+++ Rows
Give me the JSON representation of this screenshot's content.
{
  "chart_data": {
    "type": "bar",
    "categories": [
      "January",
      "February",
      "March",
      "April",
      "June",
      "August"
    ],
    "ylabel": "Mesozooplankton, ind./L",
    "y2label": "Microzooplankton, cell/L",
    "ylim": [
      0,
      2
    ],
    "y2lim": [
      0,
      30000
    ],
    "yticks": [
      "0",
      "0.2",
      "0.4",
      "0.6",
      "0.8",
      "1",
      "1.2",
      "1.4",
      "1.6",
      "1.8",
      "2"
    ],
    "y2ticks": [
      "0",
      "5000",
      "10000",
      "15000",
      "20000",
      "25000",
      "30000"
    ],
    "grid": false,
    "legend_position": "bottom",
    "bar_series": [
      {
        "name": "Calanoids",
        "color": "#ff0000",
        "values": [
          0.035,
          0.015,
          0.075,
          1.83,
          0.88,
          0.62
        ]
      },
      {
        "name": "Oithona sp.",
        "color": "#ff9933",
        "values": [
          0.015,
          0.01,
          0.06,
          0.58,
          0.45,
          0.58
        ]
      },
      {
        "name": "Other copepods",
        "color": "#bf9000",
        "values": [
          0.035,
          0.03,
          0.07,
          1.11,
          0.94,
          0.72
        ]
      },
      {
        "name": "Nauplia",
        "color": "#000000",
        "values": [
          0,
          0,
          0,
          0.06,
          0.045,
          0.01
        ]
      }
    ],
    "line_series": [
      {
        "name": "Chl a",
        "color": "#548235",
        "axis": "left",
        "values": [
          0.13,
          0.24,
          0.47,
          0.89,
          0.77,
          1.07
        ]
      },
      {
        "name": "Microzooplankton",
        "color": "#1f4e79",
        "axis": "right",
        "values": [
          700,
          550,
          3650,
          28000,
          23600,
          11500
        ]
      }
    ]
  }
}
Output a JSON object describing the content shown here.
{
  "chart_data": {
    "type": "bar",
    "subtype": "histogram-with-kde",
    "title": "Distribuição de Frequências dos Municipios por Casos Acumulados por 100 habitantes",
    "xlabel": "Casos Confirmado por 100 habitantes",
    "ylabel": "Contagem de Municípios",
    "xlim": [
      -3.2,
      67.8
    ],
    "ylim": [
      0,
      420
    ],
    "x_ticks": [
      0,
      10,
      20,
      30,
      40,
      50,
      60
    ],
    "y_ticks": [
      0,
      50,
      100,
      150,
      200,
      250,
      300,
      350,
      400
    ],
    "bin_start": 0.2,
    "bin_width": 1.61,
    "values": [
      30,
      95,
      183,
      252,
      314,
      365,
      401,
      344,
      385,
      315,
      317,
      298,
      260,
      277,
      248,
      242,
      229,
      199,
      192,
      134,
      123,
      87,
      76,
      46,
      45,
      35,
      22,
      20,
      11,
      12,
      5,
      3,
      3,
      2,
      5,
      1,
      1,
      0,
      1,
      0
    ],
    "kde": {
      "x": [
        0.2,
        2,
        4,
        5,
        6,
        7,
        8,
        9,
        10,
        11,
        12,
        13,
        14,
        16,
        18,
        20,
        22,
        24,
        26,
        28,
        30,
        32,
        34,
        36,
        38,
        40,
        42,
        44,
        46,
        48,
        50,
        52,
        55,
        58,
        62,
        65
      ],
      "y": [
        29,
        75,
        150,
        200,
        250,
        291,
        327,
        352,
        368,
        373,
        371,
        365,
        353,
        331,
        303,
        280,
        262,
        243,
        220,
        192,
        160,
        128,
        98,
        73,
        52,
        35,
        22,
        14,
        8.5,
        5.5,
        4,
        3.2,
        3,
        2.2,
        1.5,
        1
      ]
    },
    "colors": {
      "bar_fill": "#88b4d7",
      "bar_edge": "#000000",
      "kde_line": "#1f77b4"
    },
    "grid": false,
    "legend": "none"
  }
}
++++++
Given problem = Extract the whole listing, character for character.

Task answer =
Give me the JSON representation of this screenshot's content.
{
  "chart_data": {
    "type": "bar",
    "categories": [
      "January",
      "February",
      "March",
      "April",
      "June",
      "August"
    ],
    "ylabel": "Mesozooplankton, ind./L",
    "y2label": "Microzooplankton, cell/L",
    "ylim": [
      0,
      2
    ],
    "y2lim": [
      0,
      30000
    ],
    "yticks": [
      "0",
      "0.2",
      "0.4",
      "0.6",
      "0.8",
      "1",
      "1.2",
      "1.4",
      "1.6",
      "1.8",
      "2"
    ],
    "y2ticks": [
      "0",
      "5000",
      "10000",
      "15000",
      "20000",
      "25000",
      "30000"
    ],
    "grid": false,
    "legend_position": "bottom",
    "bar_series": [
      {
        "name": "Calanoids",
        "color": "#ff0000",
        "values": [
          0.035,
          0.015,
          0.075,
          1.83,
          0.88,
          0.62
        ]
      },
      {
        "name": "Oithona sp.",
        "color": "#ff9933",
        "values": [
          0.015,
          0.01,
          0.06,
          0.58,
          0.45,
          0.58
        ]
      },
      {
        "name": "Other copepods",
        "color": "#bf9000",
        "values": [
          0.035,
          0.03,
          0.07,
          1.11,
          0.94,
          0.72
        ]
      },
      {
        "name": "Nauplia",
        "color": "#000000",
        "values": [
          0,
          0,
          0,
          0.06,
          0.045,
          0.01
        ]
      }
    ],
    "line_series": [
      {
        "name": "Chl a",
        "color": "#548235",
        "axis": "left",
        "values": [
          0.13,
          0.24,
          0.47,
          0.89,
          0.77,
          1.07
        ]
      },
      {
        "name": "Microzooplankton",
        "color": "#1f4e79",
        "axis": "right",
        "values": [
          700,
          550,
          3650,
          28000,
          23600,
          11500
        ]
      }
    ]
  }
}
Output a JSON object describing the content shown here.
{
  "chart_data": {
    "type": "bar",
    "subtype": "histogram-with-kde",
    "title": "Distribuição de Frequências dos Municipios por Casos Acumulados por 100 habitantes",
    "xlabel": "Casos Confirmado por 100 habitantes",
    "ylabel": "Contagem de Municípios",
    "xlim": [
      -3.2,
      67.8
    ],
    "ylim": [
      0,
      420
    ],
    "x_ticks": [
      0,
      10,
      20,
      30,
      40,
      50,
      60
    ],
    "y_ticks": [
      0,
      50,
      100,
      150,
      200,
      250,
      300,
      350,
      400
    ],
    "bin_start": 0.2,
    "bin_width": 1.61,
    "values": [
      30,
      95,
      183,
      252,
      314,
      365,
      401,
      344,
      385,
      315,
      317,
      298,
      260,
      277,
      248,
      242,
      229,
      199,
      192,
      134,
      123,
      87,
      76,
      46,
      45,
      35,
      22,
      20,
      11,
      12,
      5,
      3,
      3,
      2,
      5,
      1,
      1,
      0,
      1,
      0
    ],
    "kde": {
      "x": [
        0.2,
        2,
        4,
        5,
        6,
        7,
        8,
        9,
        10,
        11,
        12,
        13,
        14,
        16,
        18,
        20,
        22,
        24,
        26,
        28,
        30,
        32,
        34,
        36,
        38,
        40,
        42,
        44,
        46,
        48,
        50,
        52,
        55,
        58,
        62,
        65
      ],
      "y": [
        29,
        75,
        150,
        200,
        250,
        291,
        327,
        352,
        368,
        373,
        371,
        365,
        353,
        331,
        303,
        280,
        262,
        243,
        220,
        192,
        160,
        128,
        98,
        73,
        52,
        35,
        22,
        14,
        8.5,
        5.5,
        4,
        3.2,
        3,
        2.2,
        1.5,
        1
      ]
    },
    "colors": {
      "bar_fill": "#88b4d7",
      "bar_edge": "#000000",
      "kde_line": "#1f77b4"
    },
    "grid": false,
    "legend": "none"
  }
}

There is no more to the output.